Identify the lines holding "como" and copy them.

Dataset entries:
===============

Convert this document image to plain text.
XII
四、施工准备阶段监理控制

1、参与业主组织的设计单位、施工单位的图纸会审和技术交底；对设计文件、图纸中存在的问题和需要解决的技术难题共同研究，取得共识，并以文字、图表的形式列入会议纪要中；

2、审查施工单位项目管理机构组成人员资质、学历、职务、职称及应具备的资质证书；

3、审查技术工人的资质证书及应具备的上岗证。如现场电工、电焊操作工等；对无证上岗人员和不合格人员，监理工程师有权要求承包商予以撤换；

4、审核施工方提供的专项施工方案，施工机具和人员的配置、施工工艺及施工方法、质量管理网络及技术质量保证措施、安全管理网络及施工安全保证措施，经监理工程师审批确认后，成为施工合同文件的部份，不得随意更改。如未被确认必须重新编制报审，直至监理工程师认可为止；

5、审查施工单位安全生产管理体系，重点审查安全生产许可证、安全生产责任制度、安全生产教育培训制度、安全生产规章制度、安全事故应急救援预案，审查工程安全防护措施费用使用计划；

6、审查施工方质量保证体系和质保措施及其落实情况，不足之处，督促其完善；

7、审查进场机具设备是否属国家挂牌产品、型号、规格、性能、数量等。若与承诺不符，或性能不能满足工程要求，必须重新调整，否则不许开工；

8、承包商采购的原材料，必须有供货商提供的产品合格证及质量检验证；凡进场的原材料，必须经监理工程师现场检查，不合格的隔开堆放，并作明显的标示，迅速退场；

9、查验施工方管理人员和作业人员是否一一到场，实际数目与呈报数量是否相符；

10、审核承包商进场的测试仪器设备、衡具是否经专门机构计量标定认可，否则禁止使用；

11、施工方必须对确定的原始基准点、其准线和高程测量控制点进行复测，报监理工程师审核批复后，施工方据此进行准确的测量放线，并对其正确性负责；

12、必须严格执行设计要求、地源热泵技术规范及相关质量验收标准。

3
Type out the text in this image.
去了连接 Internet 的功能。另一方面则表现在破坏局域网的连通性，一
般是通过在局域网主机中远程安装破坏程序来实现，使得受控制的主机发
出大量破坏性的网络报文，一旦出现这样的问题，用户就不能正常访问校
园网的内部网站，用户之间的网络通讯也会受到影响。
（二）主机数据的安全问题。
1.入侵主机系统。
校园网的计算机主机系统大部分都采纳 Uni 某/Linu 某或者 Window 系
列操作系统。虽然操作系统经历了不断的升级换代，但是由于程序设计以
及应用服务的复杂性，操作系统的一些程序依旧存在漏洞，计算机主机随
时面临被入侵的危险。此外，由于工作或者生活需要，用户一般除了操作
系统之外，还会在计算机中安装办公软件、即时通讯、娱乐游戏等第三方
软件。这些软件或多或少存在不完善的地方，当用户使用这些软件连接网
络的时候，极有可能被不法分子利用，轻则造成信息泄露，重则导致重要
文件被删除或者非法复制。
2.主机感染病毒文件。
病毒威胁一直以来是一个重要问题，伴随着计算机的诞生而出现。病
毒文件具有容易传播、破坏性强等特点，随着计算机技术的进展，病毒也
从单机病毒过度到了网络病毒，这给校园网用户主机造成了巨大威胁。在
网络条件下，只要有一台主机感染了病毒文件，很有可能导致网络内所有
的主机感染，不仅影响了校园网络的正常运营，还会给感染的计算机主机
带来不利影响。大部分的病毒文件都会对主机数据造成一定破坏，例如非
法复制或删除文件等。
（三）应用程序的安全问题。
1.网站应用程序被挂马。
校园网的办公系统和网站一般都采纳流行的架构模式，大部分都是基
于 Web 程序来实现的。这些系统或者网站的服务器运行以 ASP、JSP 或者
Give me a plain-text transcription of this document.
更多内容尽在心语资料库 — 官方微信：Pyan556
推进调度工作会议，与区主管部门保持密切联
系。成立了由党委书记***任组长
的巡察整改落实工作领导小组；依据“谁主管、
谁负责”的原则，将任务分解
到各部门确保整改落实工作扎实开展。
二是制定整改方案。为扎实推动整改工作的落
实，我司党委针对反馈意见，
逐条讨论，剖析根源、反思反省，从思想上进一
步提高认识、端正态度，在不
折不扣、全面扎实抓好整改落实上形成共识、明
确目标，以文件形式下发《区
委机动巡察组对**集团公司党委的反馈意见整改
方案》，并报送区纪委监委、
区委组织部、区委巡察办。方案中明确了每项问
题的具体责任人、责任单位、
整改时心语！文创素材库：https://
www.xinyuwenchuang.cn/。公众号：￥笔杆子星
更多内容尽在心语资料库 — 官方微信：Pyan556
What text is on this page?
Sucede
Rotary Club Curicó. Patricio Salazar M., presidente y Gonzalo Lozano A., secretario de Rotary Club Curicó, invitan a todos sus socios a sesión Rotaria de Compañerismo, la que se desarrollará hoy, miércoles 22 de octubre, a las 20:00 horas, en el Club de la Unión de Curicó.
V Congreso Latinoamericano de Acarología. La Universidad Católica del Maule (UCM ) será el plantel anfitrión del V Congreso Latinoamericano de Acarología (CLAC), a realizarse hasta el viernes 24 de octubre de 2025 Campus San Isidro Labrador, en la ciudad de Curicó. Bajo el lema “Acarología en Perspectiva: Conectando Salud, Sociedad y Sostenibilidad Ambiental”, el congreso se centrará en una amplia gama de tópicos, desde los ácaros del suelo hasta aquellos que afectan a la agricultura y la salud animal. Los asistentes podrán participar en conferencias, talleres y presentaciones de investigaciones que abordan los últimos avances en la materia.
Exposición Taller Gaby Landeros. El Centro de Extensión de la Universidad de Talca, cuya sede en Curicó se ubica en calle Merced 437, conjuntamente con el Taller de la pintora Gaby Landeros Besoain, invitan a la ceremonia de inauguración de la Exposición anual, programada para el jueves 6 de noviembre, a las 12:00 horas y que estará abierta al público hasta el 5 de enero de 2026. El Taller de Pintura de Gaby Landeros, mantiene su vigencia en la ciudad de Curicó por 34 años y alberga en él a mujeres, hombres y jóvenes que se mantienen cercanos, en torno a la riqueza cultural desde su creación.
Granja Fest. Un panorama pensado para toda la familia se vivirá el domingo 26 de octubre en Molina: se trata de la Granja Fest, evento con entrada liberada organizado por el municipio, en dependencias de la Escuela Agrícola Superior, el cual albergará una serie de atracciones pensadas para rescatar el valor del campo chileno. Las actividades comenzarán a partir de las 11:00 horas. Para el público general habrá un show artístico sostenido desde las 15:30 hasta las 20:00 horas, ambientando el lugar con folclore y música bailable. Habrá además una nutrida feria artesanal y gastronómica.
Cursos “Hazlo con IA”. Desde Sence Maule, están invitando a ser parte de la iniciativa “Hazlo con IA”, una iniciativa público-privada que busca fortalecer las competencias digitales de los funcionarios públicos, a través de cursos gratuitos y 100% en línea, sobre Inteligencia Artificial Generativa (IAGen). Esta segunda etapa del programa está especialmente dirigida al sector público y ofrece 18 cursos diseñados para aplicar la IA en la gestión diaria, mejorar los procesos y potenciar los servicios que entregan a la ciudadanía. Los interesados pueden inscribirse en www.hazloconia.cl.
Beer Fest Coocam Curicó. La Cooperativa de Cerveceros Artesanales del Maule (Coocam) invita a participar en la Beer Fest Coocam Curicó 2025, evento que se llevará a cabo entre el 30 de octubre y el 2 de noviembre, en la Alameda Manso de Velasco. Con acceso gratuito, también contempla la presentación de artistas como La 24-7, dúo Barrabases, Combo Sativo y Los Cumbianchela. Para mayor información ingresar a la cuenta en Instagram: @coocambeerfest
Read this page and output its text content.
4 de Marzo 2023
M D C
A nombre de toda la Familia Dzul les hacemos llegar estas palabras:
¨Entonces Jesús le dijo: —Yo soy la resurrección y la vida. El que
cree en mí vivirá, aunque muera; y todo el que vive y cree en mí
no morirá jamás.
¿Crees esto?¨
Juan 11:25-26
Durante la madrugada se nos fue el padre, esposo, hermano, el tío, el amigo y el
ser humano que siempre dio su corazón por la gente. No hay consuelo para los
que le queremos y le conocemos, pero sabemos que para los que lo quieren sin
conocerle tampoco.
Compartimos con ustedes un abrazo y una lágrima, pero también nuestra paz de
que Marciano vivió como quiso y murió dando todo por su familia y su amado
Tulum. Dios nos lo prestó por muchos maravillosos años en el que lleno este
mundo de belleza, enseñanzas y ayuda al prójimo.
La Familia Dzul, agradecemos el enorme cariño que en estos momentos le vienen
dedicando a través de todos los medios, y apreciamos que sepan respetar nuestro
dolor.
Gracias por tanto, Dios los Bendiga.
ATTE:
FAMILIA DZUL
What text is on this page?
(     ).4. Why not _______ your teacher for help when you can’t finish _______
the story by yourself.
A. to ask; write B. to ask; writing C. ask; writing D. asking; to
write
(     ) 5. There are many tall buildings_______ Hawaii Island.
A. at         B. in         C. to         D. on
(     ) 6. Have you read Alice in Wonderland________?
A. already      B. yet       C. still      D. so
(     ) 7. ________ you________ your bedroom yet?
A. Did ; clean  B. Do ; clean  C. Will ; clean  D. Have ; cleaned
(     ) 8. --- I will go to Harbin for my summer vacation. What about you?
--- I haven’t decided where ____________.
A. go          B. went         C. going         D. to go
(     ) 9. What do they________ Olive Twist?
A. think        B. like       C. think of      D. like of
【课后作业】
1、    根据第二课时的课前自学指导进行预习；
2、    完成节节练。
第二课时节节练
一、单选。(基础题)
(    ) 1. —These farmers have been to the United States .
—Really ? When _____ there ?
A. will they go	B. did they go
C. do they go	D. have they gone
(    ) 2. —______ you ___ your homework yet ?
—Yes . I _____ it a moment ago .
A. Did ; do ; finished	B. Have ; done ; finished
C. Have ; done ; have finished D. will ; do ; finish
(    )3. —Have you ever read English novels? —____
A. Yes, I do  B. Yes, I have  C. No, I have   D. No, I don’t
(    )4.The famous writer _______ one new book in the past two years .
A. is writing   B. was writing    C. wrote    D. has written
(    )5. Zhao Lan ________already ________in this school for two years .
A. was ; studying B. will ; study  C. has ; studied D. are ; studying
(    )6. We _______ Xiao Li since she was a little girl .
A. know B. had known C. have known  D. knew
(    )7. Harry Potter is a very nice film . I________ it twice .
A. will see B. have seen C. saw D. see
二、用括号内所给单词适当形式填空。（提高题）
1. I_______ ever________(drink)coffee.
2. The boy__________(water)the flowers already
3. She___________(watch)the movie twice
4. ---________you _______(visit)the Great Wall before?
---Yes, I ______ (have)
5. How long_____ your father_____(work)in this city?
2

===============

▶ [Exercise response]:
Beer Fest Coocam Curicó. La Cooperativa de Cerveceros Artesanales del Maule (Coocam) invita a participar en la Beer Fest Coocam Curicó 2025, evento que se llevará a cabo entre el 30 de octubre y el 2 de noviembre, en la Alameda Manso de Velasco. Con acceso gratuito, también contempla la presentación de artistas como La 24-7, dúo Barrabases, Combo Sativo y Los Cumbianchela. Para mayor información ingresar a la cuenta en Instagram: @coocambeerfest
que Marciano vivió como quiso y murió dando todo por su familia y su amado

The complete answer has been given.